# Exercise material

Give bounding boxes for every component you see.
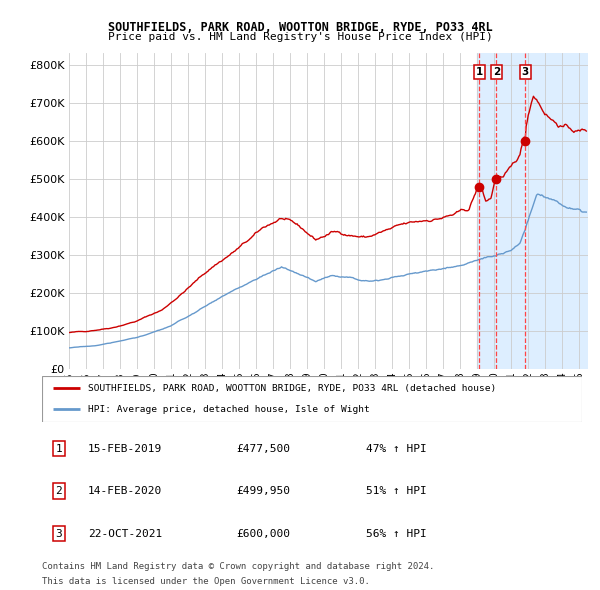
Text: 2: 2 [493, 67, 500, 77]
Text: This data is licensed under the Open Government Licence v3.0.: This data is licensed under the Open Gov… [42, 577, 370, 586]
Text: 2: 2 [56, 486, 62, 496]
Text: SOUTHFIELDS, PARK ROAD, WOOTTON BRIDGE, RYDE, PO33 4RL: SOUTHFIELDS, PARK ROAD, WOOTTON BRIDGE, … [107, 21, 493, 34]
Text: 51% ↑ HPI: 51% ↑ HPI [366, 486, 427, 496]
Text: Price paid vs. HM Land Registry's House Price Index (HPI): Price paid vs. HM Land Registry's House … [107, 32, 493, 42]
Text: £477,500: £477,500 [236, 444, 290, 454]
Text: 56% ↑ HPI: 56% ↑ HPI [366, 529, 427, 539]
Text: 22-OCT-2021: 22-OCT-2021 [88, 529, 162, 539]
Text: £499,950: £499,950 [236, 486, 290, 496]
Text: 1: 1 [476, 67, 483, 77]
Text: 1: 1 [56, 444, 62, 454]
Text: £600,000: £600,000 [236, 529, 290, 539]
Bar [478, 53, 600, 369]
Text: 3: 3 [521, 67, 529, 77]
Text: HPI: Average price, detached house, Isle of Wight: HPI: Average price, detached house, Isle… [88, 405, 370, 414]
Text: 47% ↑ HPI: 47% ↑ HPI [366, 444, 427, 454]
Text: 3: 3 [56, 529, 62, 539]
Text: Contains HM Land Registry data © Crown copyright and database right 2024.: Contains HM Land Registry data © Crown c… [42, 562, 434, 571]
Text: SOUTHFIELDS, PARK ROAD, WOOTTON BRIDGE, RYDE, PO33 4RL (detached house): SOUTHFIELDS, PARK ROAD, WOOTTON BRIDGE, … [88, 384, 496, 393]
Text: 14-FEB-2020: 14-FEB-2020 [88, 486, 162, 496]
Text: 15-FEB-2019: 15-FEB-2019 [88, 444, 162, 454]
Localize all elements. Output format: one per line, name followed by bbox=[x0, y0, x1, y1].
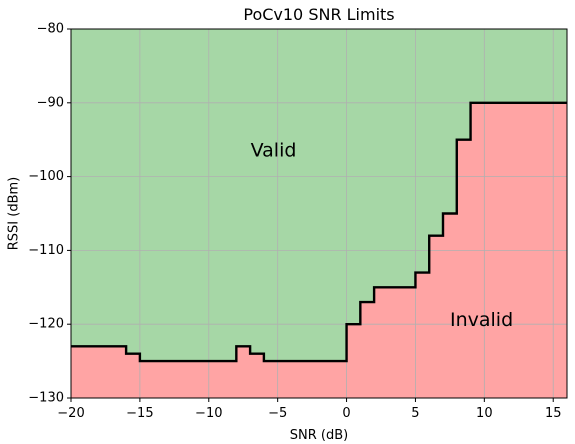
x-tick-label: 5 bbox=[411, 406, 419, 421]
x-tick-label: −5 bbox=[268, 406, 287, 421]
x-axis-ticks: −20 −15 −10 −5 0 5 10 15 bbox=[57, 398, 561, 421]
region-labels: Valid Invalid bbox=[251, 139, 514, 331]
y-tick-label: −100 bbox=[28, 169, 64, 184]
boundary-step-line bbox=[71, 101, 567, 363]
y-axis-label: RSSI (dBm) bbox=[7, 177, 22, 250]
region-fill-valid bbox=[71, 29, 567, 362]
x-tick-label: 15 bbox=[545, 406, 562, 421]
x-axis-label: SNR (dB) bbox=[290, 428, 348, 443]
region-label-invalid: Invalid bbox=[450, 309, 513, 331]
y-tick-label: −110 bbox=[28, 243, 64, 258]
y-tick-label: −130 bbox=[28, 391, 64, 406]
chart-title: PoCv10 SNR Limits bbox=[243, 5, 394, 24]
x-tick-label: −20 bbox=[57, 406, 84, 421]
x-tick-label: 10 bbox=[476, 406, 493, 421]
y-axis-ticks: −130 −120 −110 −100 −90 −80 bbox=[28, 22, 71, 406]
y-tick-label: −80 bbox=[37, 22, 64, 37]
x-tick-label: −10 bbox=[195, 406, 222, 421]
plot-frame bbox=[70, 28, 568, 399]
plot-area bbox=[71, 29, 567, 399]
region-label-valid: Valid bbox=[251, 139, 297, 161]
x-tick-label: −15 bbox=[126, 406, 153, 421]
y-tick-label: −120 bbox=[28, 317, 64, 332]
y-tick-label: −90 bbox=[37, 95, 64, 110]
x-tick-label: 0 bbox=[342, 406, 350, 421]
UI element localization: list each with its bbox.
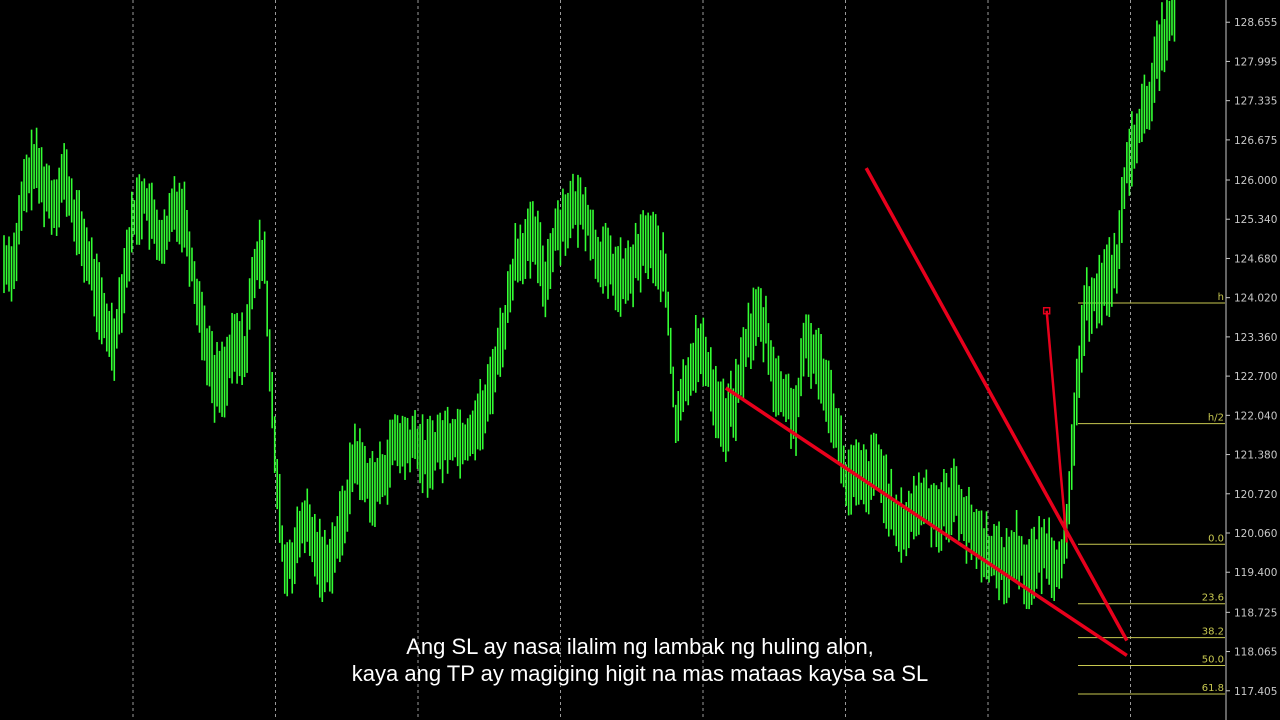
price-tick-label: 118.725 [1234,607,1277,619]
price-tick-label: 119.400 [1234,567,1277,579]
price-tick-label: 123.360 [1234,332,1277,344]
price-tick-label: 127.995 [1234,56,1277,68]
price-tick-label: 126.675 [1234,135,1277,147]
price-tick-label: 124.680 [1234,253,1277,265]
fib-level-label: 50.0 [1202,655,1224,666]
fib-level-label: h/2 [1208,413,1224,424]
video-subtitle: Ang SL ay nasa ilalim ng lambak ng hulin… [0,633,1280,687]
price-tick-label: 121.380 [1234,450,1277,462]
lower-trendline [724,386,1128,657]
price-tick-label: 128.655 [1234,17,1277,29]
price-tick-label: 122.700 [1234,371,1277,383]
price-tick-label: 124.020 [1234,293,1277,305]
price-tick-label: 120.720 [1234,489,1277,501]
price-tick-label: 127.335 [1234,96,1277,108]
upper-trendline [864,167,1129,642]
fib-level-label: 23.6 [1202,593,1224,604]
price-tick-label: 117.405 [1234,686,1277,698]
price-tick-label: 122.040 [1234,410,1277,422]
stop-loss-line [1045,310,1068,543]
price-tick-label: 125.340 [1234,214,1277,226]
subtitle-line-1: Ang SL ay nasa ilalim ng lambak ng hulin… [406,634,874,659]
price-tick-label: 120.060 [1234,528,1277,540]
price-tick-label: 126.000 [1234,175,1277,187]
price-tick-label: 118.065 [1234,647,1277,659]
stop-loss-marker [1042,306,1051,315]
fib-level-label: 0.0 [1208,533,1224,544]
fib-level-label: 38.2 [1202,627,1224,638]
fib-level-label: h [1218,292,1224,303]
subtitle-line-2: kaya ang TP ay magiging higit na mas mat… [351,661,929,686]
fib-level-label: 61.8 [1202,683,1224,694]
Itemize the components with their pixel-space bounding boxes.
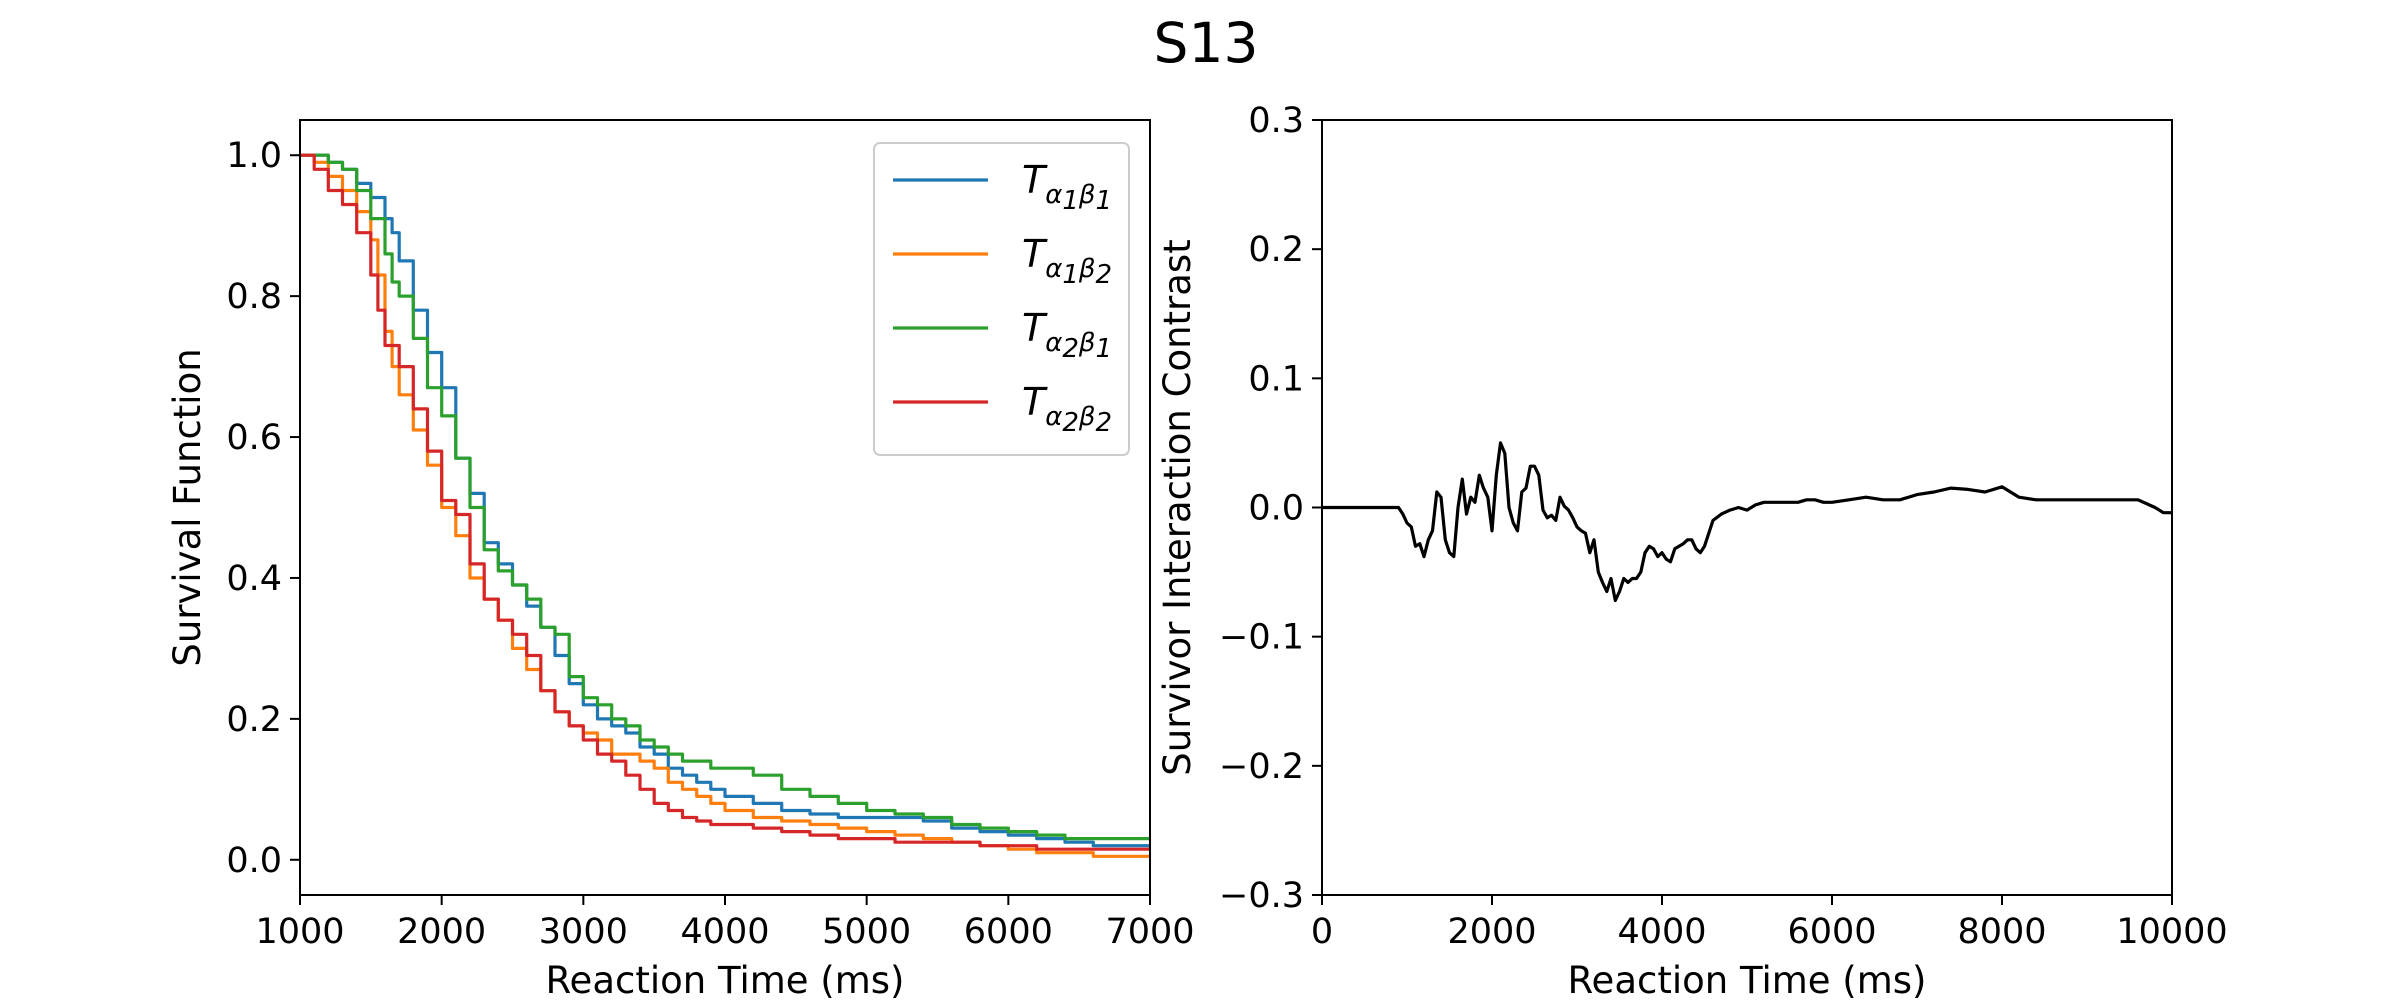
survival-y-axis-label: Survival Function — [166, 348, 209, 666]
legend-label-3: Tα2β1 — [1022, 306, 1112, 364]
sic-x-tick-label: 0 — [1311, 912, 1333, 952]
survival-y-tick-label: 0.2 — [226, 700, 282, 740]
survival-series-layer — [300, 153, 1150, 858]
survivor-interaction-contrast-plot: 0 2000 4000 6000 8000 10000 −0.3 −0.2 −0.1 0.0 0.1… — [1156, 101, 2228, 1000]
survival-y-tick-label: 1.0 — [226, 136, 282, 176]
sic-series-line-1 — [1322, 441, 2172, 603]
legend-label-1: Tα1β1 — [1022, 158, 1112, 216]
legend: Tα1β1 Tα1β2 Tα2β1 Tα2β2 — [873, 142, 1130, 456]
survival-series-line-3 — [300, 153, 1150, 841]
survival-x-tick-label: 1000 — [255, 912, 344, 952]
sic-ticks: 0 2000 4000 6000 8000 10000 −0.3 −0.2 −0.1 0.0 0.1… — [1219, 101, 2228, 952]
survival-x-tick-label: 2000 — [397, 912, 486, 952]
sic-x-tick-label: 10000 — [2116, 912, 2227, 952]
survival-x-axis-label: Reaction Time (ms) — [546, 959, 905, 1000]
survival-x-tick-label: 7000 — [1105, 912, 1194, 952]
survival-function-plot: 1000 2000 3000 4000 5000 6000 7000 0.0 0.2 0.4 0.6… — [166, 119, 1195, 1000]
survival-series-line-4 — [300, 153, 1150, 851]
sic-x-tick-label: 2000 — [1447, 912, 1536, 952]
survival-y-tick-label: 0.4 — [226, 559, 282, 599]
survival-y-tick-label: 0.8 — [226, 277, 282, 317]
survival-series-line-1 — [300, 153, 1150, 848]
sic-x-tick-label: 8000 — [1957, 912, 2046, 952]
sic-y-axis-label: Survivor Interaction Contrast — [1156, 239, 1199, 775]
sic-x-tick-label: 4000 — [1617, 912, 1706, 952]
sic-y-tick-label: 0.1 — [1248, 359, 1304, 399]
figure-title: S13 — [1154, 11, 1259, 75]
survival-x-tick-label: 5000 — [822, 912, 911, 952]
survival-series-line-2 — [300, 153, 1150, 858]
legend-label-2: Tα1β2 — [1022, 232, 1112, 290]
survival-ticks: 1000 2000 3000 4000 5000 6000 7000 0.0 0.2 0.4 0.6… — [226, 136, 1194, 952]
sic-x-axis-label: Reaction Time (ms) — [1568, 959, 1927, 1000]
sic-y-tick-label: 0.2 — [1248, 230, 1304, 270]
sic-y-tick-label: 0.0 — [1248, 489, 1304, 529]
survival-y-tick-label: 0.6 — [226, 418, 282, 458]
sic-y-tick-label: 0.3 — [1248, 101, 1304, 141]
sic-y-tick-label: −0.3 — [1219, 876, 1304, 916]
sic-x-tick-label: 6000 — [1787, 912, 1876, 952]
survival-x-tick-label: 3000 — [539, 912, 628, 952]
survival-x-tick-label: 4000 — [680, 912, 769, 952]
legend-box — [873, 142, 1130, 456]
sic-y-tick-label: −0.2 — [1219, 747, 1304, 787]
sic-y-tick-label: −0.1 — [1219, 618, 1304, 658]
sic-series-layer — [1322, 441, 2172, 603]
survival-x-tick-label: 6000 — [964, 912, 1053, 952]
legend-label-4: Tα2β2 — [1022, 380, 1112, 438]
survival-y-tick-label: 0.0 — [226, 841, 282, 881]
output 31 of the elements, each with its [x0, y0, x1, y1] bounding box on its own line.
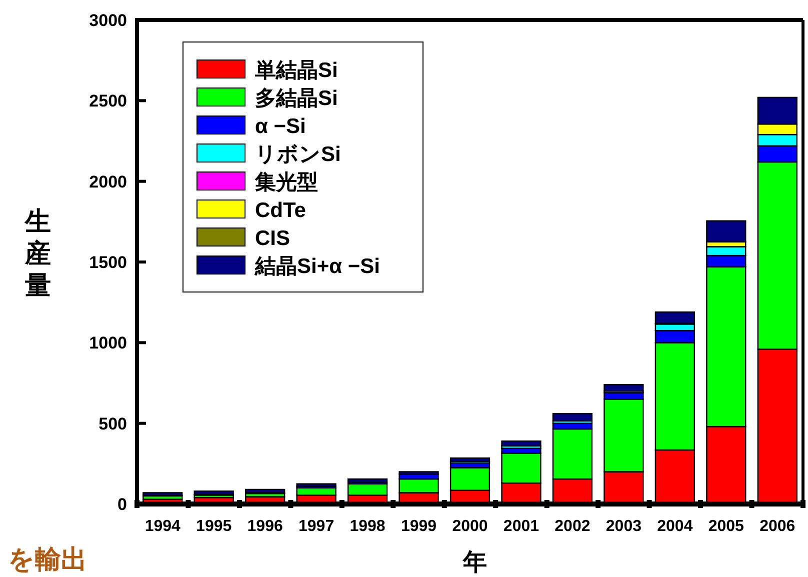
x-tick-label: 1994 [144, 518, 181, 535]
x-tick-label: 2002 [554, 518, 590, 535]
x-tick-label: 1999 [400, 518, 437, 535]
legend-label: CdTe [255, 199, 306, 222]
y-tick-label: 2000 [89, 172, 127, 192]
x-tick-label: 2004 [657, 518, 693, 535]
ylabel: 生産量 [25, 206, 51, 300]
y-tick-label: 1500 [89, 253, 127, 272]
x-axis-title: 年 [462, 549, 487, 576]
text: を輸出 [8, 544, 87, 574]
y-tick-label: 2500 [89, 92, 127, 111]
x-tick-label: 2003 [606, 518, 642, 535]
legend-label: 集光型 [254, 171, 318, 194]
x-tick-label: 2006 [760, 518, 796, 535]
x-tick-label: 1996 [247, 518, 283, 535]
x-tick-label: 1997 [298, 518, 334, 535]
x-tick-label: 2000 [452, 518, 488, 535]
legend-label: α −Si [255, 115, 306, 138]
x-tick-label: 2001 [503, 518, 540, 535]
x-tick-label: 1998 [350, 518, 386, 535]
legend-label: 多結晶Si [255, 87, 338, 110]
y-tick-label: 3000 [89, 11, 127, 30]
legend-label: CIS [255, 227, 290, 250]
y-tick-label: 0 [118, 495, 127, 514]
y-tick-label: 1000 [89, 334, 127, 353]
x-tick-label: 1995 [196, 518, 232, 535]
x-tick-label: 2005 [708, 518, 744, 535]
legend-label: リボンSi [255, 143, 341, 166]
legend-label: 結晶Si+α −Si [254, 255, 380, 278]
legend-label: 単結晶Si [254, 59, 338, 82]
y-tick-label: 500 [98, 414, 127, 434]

# Your objective
Recast the records as a Markdown table with the columns "Row" and "Record line", from the first line of the records through the line with "Localize all elements.". Skip blank lines and leave out the pictures.

# Final answer
| Row | Record line |
|---|---|
| 1 | Give bounding boxes for every component you see. |
| 2 | Text: 2: 2 [493, 67, 500, 77] |
| 3 | Text: This data is licensed under the Open Government Licence v3.0.: This data is licensed under the Open Gov… [42, 577, 370, 586] |
| 4 | Text: 2: 2 [56, 486, 62, 496] |
| 5 | Text: SOUTHFIELDS, PARK ROAD, WOOTTON BRIDGE, RYDE, PO33 4RL: SOUTHFIELDS, PARK ROAD, WOOTTON BRIDGE, … [107, 21, 493, 34] |
| 6 | Text: 51% ↑ HPI: 51% ↑ HPI [366, 486, 427, 496] |
| 7 | Text: Price paid vs. HM Land Registry's House Price Index (HPI): Price paid vs. HM Land Registry's House … [107, 32, 493, 42] |
| 8 | Text: £477,500: £477,500 [236, 444, 290, 454] |
| 9 | Text: 56% ↑ HPI: 56% ↑ HPI [366, 529, 427, 539] |
| 10 | Text: 22-OCT-2021: 22-OCT-2021 [88, 529, 162, 539] |
| 11 | Text: £499,950: £499,950 [236, 486, 290, 496] |
| 12 | Text: 1: 1 [476, 67, 483, 77] |
| 13 | Text: 1: 1 [56, 444, 62, 454] |
| 14 | Text: £600,000: £600,000 [236, 529, 290, 539] |
| 15 | Bar [478, 53, 600, 369] |
| 16 | Text: 3: 3 [521, 67, 529, 77] |
| 17 | Text: HPI: Average price, detached house, Isle of Wight: HPI: Average price, detached house, Isle… [88, 405, 370, 414] |
| 18 | Text: 47% ↑ HPI: 47% ↑ HPI [366, 444, 427, 454] |
| 19 | Text: 3: 3 [56, 529, 62, 539] |
| 20 | Text: Contains HM Land Registry data © Crown copyright and database right 2024.: Contains HM Land Registry data © Crown c… [42, 562, 434, 571] |
| 21 | Text: SOUTHFIELDS, PARK ROAD, WOOTTON BRIDGE, RYDE, PO33 4RL (detached house): SOUTHFIELDS, PARK ROAD, WOOTTON BRIDGE, … [88, 384, 496, 393] |
| 22 | Text: 14-FEB-2020: 14-FEB-2020 [88, 486, 162, 496] |
| 23 | Text: 15-FEB-2019: 15-FEB-2019 [88, 444, 162, 454] |
| 24 | Localize all elements. Output format: one per line, name followed by bbox=[x0, y0, x1, y1]. |